• WHAT YOU HAVE TO DO: Report how many lines of the following entries include the string "only"; respond with the number alone.

++++ SUPPLIED RECORDS

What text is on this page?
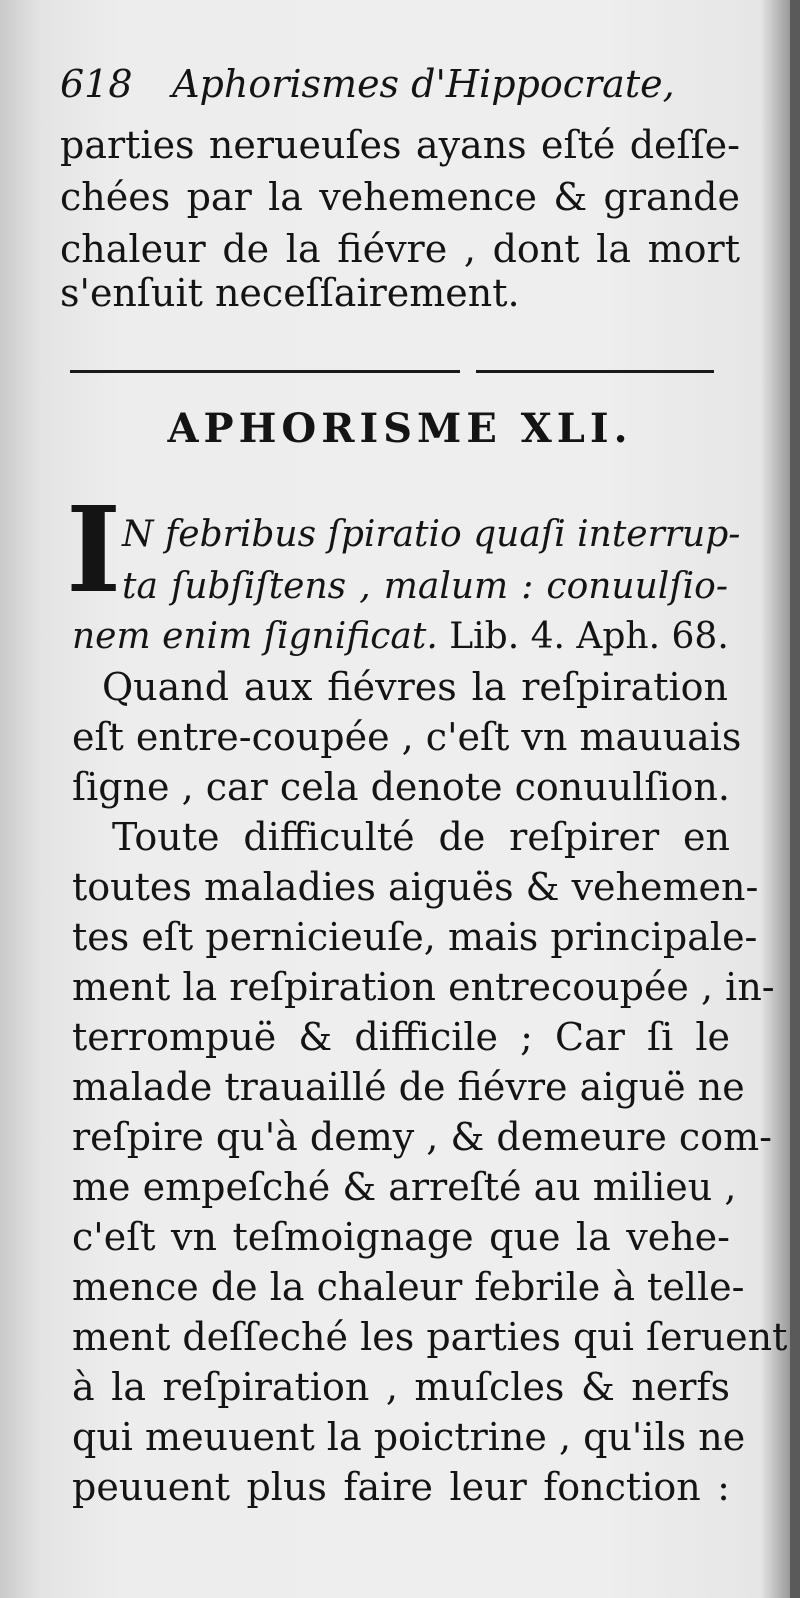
618 Aphorismes d'Hippocrate,
parties nerueuſes ayans eſté deſſe-
chées par la vehemence & grande
chaleur de la fiévre , dont la mort
s'enſuit neceſſairement.
APHORISME XLI.
I N febribus ſpiratio quaſi interrup-
ta ſubſiſtens , malum : conuulſio-
nem enim ſignificat. Lib. 4. Aph. 68.
Quand aux fiévres la reſpiration
eſt entre-coupée , c'eſt vn mauuais
ſigne , car cela denote conuulſion.
Toute difficulté de reſpirer en
toutes maladies aiguës & vehemen-
tes eſt pernicieuſe, mais principale-
ment la reſpiration entrecoupée , in-
terrompuë & difficile ; Car ſi le
malade trauaillé de fiévre aiguë ne
reſpire qu'à demy , & demeure com-
me empeſché & arreſté au milieu ,
c'eſt vn teſmoignage que la vehe-
mence de la chaleur febrile à telle-
ment deſſeché les parties qui ſeruent
à la reſpiration , muſcles & nerfs
qui meuuent la poictrine , qu'ils ne
peuuent plus faire leur fonction :
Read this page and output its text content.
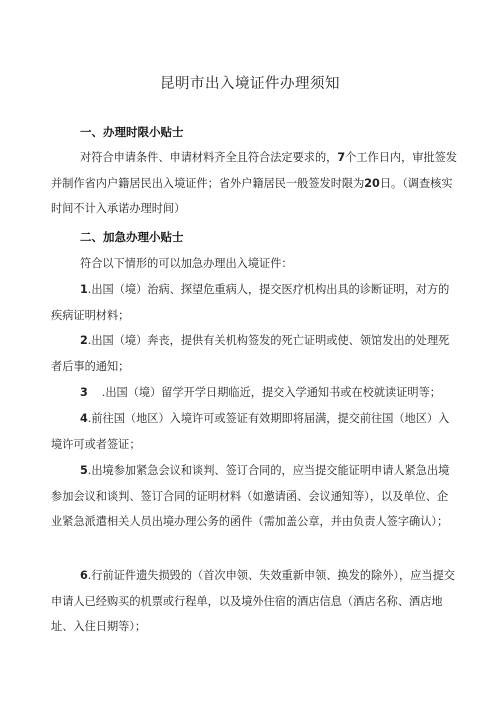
昆明市出入境证件办理须知
一、办理时限小贴士
对符合申请条件、申请材料齐全且符合法定要求的，7个工作日内，审批签发并制作省内户籍居民出入境证件；省外户籍居民一般签发时限为20日。（调查核实时间不计入承诺办理时间）
二、加急办理小贴士
符合以下情形的可以加急办理出入境证件：
1.出国（境）治病、探望危重病人，提交医疗机构出具的诊断证明，对方的疾病证明材料；
2.出国（境）奔丧，提供有关机构签发的死亡证明或使、领馆发出的处理死者后事的通知；
3 .出国（境）留学开学日期临近，提交入学通知书或在校就读证明等；
4.前往国（地区）入境许可或签证有效期即将届满，提交前往国（地区）入境许可或者签证；
5.出境参加紧急会议和谈判、签订合同的，应当提交能证明申请人紧急出境参加会议和谈判、签订合同的证明材料（如邀请函、会议通知等），以及单位、企业紧急派遣相关人员出境办理公务的函件（需加盖公章，并由负责人签字确认）；
6.行前证件遗失损毁的（首次申领、失效重新申领、换发的除外），应当提交申请人已经购买的机票或行程单，以及境外住宿的酒店信息（酒店名称、酒店地址、入住日期等）；
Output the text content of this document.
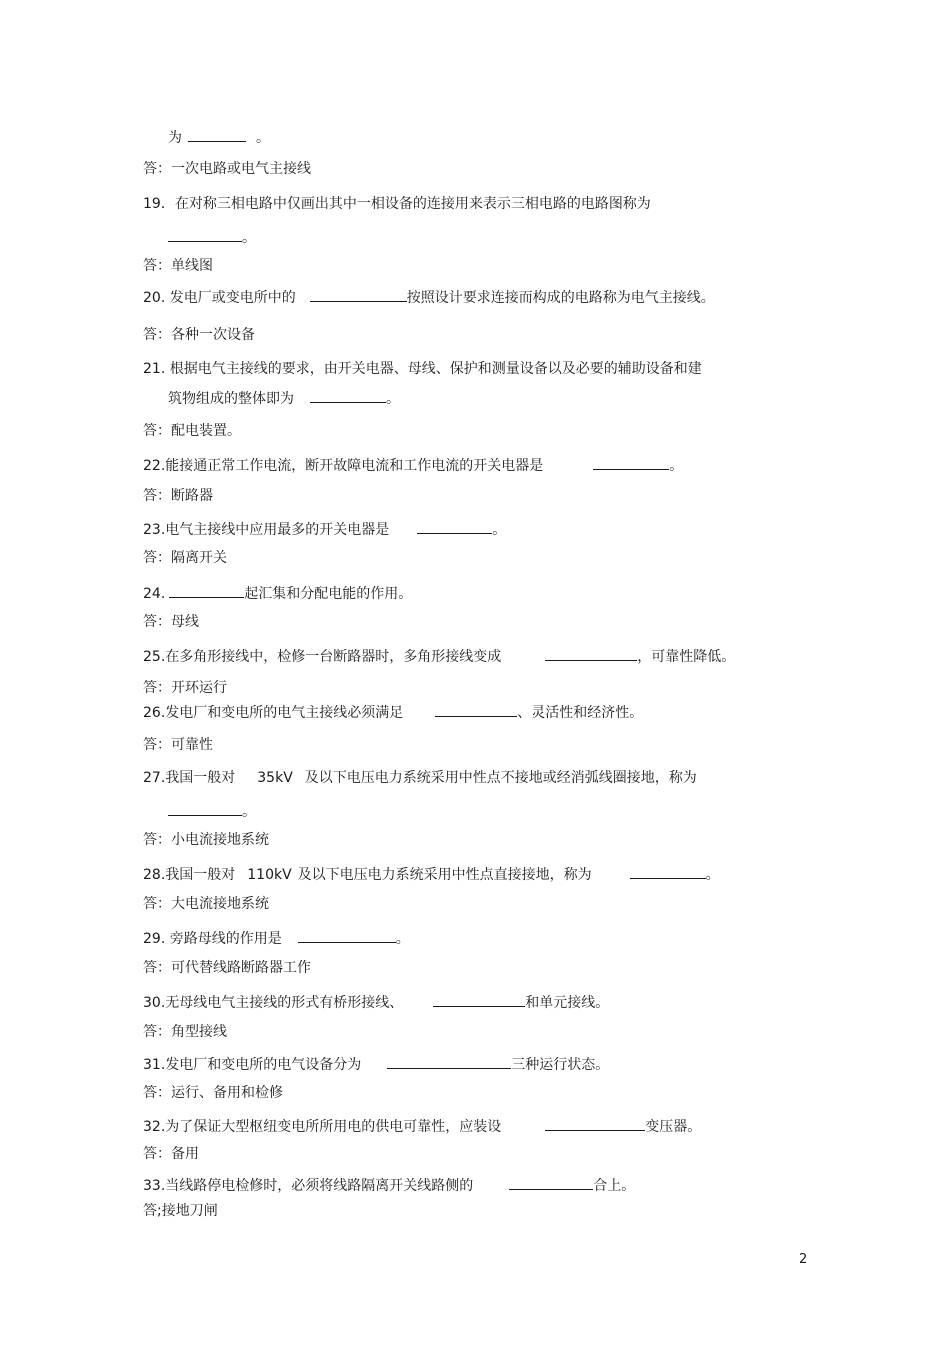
为	。
答：一次电路或电气主接线
19．在对称三相电路中仅画出其中一相设备的连接用来表示三相电路的电路图称为
。
答：单线图
20. 发电厂或变电所中的	按照设计要求连接而构成的电路称为电气主接线。
答：各种一次设备
21. 根据电气主接线的要求，由开关电器、母线、保护和测量设备以及必要的辅助设备和建
筑物组成的整体即为	。
答：配电装置。
22.能接通正常工作电流，断开故障电流和工作电流的开关电器是	。
答：断路器
23.电气主接线中应用最多的开关电器是	。
答：隔离开关
24.	起汇集和分配电能的作用。
答：母线
25.在多角形接线中，检修一台断路器时，多角形接线变成	，可靠性降低。
答：开环运行
26.发电厂和变电所的电气主接线必须满足	、灵活性和经济性。
答：可靠性
27.我国一般对 35kV 及以下电压电力系统采用中性点不接地或经消弧线圈接地，称为
。
答：小电流接地系统
28.我国一般对 110kV 及以下电压电力系统采用中性点直接接地，称为	。
答：大电流接地系统
29. 旁路母线的作用是	。
答：可代替线路断路器工作
30.无母线电气主接线的形式有桥形接线、	和单元接线。
答：角型接线
31.发电厂和变电所的电气设备分为	三种运行状态。
答：运行、备用和检修
32.为了保证大型枢纽变电所所用电的供电可靠性，应装设	变压器。
答：备用
33.当线路停电检修时，必须将线路隔离开关线路侧的	合上。
答;接地刀闸
2
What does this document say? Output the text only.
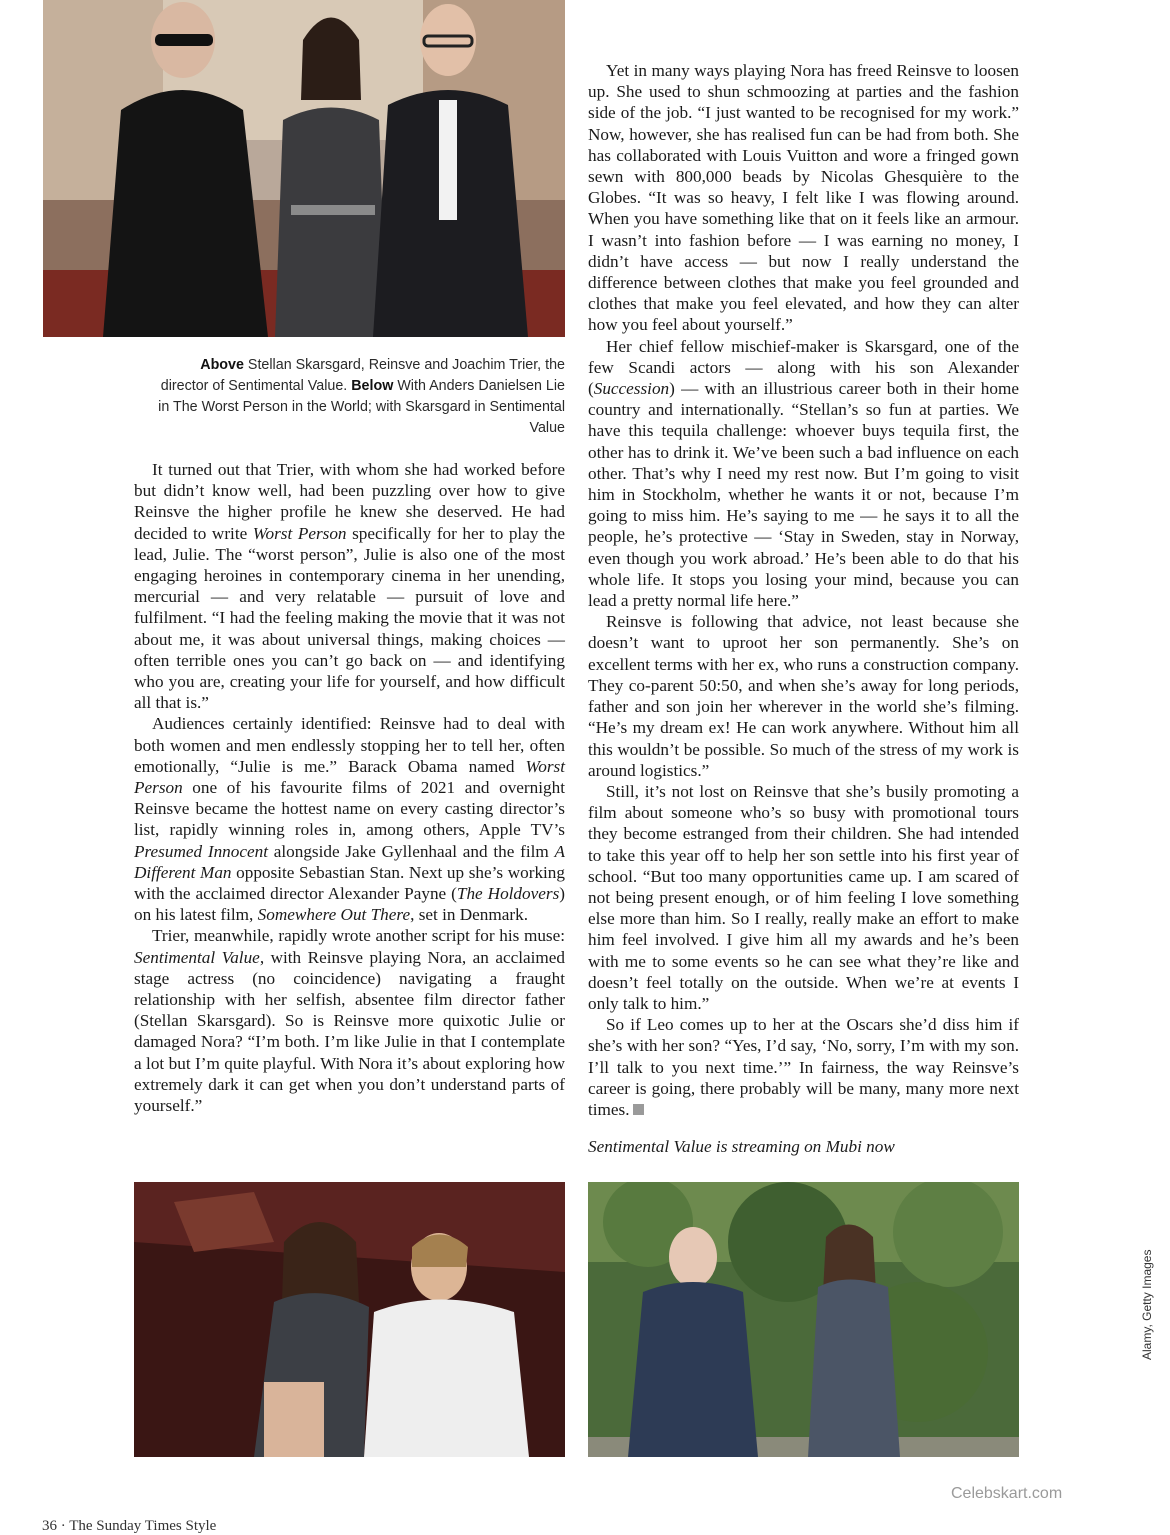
Above Stellan Skarsgard, Reinsve and Joachim Trier, the director of Sentimental Value. Below With Anders Danielsen Lie in The Worst Person in the World; with Skarsgard in Sentimental Value

It turned out that Trier, with whom she had worked before but didn’t know well, had been puzzling over how to give Reinsve the higher profile he knew she deserved. He had decided to write Worst Person specifically for her to play the lead, Julie. The “worst person”, Julie is also one of the most engaging heroines in contemporary cinema in her unending, mercurial — and very relatable — pursuit of love and fulfilment. “I had the feeling making the movie that it was not about me, it was about universal things, making choices — often terrible ones you can’t go back on — and identifying who you are, creating your life for yourself, and how difficult all that is.”

Audiences certainly identified: Reinsve had to deal with both women and men endlessly stopping her to tell her, often emotionally, “Julie is me.” Barack Obama named Worst Person one of his favourite films of 2021 and overnight Reinsve became the hottest name on every casting director’s list, rapidly winning roles in, among others, Apple TV’s Presumed Innocent alongside Jake Gyllenhaal and the film A Different Man opposite Sebastian Stan. Next up she’s working with the acclaimed director Alexander Payne (The Holdovers) on his latest film, Somewhere Out There, set in Denmark.

Trier, meanwhile, rapidly wrote another script for his muse: Sentimental Value, with Reinsve playing Nora, an acclaimed stage actress (no coincidence) navigating a fraught relationship with her selfish, absentee film director father (Stellan Skarsgard). So is Reinsve more quixotic Julie or damaged Nora? “I’m both. I’m like Julie in that I contemplate a lot but I’m quite playful. With Nora it’s about exploring how extremely dark it can get when you don’t understand parts of yourself.”

Yet in many ways playing Nora has freed Reinsve to loosen up. She used to shun schmoozing at parties and the fashion side of the job. “I just wanted to be recognised for my work.” Now, however, she has realised fun can be had from both. She has collaborated with Louis Vuitton and wore a fringed gown sewn with 800,000 beads by Nicolas Ghesquière to the Globes. “It was so heavy, I felt like I was flowing around. When you have something like that on it feels like an armour. I wasn’t into fashion before — I was earning no money, I didn’t have access — but now I really understand the difference between clothes that make you feel grounded and clothes that make you feel elevated, and how they can alter how you feel about yourself.”

Her chief fellow mischief-maker is Skarsgard, one of the few Scandi actors — along with his son Alexander (Succession) — with an illustrious career both in their home country and internationally. “Stellan’s so fun at parties. We have this tequila challenge: whoever buys tequila first, the other has to drink it. We’ve been such a bad influence on each other. That’s why I need my rest now. But I’m going to visit him in Stockholm, whether he wants it or not, because I’m going to miss him. He’s saying to me — he says it to all the people, he’s protective — ‘Stay in Sweden, stay in Norway, even though you work abroad.’ He’s been able to do that his whole life. It stops you losing your mind, because you can lead a pretty normal life here.”

Reinsve is following that advice, not least because she doesn’t want to uproot her son permanently. She’s on excellent terms with her ex, who runs a construction company. They co-parent 50:50, and when she’s away for long periods, father and son join her wherever in the world she’s filming. “He’s my dream ex! He can work anywhere. Without him all this wouldn’t be possible. So much of the stress of my work is around logistics.”

Still, it’s not lost on Reinsve that she’s busily promoting a film about someone who’s so busy with promotional tours they become estranged from their children. She had intended to take this year off to help her son settle into his first year of school. “But too many opportunities came up. I am scared of not being present enough, or of him feeling I love something else more than him. So I really, really make an effort to make him feel involved. I give him all my awards and he’s been with me to some events so he can see what they’re like and doesn’t feel totally on the outside. When we’re at events I only talk to him.”

So if Leo comes up to her at the Oscars she’d diss him if she’s with her son? “Yes, I’d say, ‘No, sorry, I’m with my son. I’ll talk to you next time.’” In fairness, the way Reinsve’s career is going, there probably will be many, many more next times.

Sentimental Value is streaming on Mubi now
Alamy, Getty Images
Celebskart.com
36 · The Sunday Times Style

++++++++

• ANSWER: 2